**Data for processing:**
##############################

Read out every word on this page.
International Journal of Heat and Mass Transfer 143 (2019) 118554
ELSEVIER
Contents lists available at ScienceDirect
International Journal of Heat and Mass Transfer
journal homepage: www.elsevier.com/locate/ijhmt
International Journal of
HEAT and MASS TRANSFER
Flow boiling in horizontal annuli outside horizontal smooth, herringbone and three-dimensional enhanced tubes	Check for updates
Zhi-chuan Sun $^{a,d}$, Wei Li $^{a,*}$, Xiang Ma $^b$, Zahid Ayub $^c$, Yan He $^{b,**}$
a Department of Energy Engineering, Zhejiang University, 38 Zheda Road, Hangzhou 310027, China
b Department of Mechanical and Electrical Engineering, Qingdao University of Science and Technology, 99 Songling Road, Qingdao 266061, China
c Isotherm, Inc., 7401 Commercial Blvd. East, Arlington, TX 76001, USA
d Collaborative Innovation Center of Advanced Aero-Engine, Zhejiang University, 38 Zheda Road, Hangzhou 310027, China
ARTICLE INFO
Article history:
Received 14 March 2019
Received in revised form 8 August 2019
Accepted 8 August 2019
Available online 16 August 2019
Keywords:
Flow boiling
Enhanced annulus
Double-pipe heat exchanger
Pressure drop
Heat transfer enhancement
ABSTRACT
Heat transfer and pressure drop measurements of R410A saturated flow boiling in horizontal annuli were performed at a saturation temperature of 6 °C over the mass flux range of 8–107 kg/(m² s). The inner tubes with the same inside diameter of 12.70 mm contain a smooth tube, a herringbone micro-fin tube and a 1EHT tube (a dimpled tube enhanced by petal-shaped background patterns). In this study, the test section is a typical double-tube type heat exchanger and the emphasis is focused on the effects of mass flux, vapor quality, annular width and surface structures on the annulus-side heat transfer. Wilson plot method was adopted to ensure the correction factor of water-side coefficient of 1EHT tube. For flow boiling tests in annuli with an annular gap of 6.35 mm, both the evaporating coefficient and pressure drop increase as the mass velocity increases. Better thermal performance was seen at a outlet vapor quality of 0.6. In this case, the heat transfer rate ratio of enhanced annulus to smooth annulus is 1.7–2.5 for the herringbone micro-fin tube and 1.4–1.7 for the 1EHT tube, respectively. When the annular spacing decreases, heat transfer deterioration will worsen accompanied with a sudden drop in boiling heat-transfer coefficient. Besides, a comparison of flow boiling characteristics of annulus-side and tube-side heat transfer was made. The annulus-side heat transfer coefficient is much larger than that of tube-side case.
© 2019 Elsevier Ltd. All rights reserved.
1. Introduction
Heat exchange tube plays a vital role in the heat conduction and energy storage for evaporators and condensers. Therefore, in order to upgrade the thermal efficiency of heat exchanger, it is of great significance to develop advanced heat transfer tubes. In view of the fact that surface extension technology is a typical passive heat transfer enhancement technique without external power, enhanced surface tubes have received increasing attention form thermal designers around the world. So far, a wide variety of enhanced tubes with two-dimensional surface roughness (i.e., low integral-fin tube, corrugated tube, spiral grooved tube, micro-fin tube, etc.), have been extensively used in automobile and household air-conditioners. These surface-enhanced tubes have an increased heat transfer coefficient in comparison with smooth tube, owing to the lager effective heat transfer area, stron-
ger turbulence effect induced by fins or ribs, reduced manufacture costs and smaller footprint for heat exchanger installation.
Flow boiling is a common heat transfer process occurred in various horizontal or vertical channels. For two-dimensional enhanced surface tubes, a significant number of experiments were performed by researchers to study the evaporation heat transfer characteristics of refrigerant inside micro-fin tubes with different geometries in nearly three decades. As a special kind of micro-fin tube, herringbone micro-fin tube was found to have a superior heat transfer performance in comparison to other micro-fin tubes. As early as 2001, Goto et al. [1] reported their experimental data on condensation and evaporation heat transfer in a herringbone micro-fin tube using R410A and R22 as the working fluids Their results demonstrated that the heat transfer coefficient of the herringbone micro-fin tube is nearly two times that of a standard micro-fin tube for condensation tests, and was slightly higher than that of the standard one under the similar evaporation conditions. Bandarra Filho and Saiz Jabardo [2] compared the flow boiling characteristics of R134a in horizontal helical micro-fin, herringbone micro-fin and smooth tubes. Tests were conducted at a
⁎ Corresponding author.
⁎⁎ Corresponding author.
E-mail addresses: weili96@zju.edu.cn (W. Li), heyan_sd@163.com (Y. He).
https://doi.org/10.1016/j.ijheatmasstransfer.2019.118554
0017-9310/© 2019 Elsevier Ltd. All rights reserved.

##############################

**Given problem:** Make an exact copy of all the data.

**Complete answer:**
Read out every word on this page.
International Journal of Heat and Mass Transfer 143 (2019) 118554
ELSEVIER
Contents lists available at ScienceDirect
International Journal of Heat and Mass Transfer
journal homepage: www.elsevier.com/locate/ijhmt
International Journal of
HEAT and MASS TRANSFER
Flow boiling in horizontal annuli outside horizontal smooth, herringbone and three-dimensional enhanced tubes	Check for updates
Zhi-chuan Sun $^{a,d}$, Wei Li $^{a,*}$, Xiang Ma $^b$, Zahid Ayub $^c$, Yan He $^{b,**}$
a Department of Energy Engineering, Zhejiang University, 38 Zheda Road, Hangzhou 310027, China
b Department of Mechanical and Electrical Engineering, Qingdao University of Science and Technology, 99 Songling Road, Qingdao 266061, China
c Isotherm, Inc., 7401 Commercial Blvd. East, Arlington, TX 76001, USA
d Collaborative Innovation Center of Advanced Aero-Engine, Zhejiang University, 38 Zheda Road, Hangzhou 310027, China
ARTICLE INFO
Article history:
Received 14 March 2019
Received in revised form 8 August 2019
Accepted 8 August 2019
Available online 16 August 2019
Keywords:
Flow boiling
Enhanced annulus
Double-pipe heat exchanger
Pressure drop
Heat transfer enhancement
ABSTRACT
Heat transfer and pressure drop measurements of R410A saturated flow boiling in horizontal annuli were performed at a saturation temperature of 6 °C over the mass flux range of 8–107 kg/(m² s). The inner tubes with the same inside diameter of 12.70 mm contain a smooth tube, a herringbone micro-fin tube and a 1EHT tube (a dimpled tube enhanced by petal-shaped background patterns). In this study, the test section is a typical double-tube type heat exchanger and the emphasis is focused on the effects of mass flux, vapor quality, annular width and surface structures on the annulus-side heat transfer. Wilson plot method was adopted to ensure the correction factor of water-side coefficient of 1EHT tube. For flow boiling tests in annuli with an annular gap of 6.35 mm, both the evaporating coefficient and pressure drop increase as the mass velocity increases. Better thermal performance was seen at a outlet vapor quality of 0.6. In this case, the heat transfer rate ratio of enhanced annulus to smooth annulus is 1.7–2.5 for the herringbone micro-fin tube and 1.4–1.7 for the 1EHT tube, respectively. When the annular spacing decreases, heat transfer deterioration will worsen accompanied with a sudden drop in boiling heat-transfer coefficient. Besides, a comparison of flow boiling characteristics of annulus-side and tube-side heat transfer was made. The annulus-side heat transfer coefficient is much larger than that of tube-side case.
© 2019 Elsevier Ltd. All rights reserved.
1. Introduction
Heat exchange tube plays a vital role in the heat conduction and energy storage for evaporators and condensers. Therefore, in order to upgrade the thermal efficiency of heat exchanger, it is of great significance to develop advanced heat transfer tubes. In view of the fact that surface extension technology is a typical passive heat transfer enhancement technique without external power, enhanced surface tubes have received increasing attention form thermal designers around the world. So far, a wide variety of enhanced tubes with two-dimensional surface roughness (i.e., low integral-fin tube, corrugated tube, spiral grooved tube, micro-fin tube, etc.), have been extensively used in automobile and household air-conditioners. These surface-enhanced tubes have an increased heat transfer coefficient in comparison with smooth tube, owing to the lager effective heat transfer area, stron-
ger turbulence effect induced by fins or ribs, reduced manufacture costs and smaller footprint for heat exchanger installation.
Flow boiling is a common heat transfer process occurred in various horizontal or vertical channels. For two-dimensional enhanced surface tubes, a significant number of experiments were performed by researchers to study the evaporation heat transfer characteristics of refrigerant inside micro-fin tubes with different geometries in nearly three decades. As a special kind of micro-fin tube, herringbone micro-fin tube was found to have a superior heat transfer performance in comparison to other micro-fin tubes. As early as 2001, Goto et al. [1] reported their experimental data on condensation and evaporation heat transfer in a herringbone micro-fin tube using R410A and R22 as the working fluids Their results demonstrated that the heat transfer coefficient of the herringbone micro-fin tube is nearly two times that of a standard micro-fin tube for condensation tests, and was slightly higher than that of the standard one under the similar evaporation conditions. Bandarra Filho and Saiz Jabardo [2] compared the flow boiling characteristics of R134a in horizontal helical micro-fin, herringbone micro-fin and smooth tubes. Tests were conducted at a
⁎ Corresponding author.
⁎⁎ Corresponding author.
E-mail addresses: weili96@zju.edu.cn (W. Li), heyan_sd@163.com (Y. He).
https://doi.org/10.1016/j.ijheatmasstransfer.2019.118554
0017-9310/© 2019 Elsevier Ltd. All rights reserved.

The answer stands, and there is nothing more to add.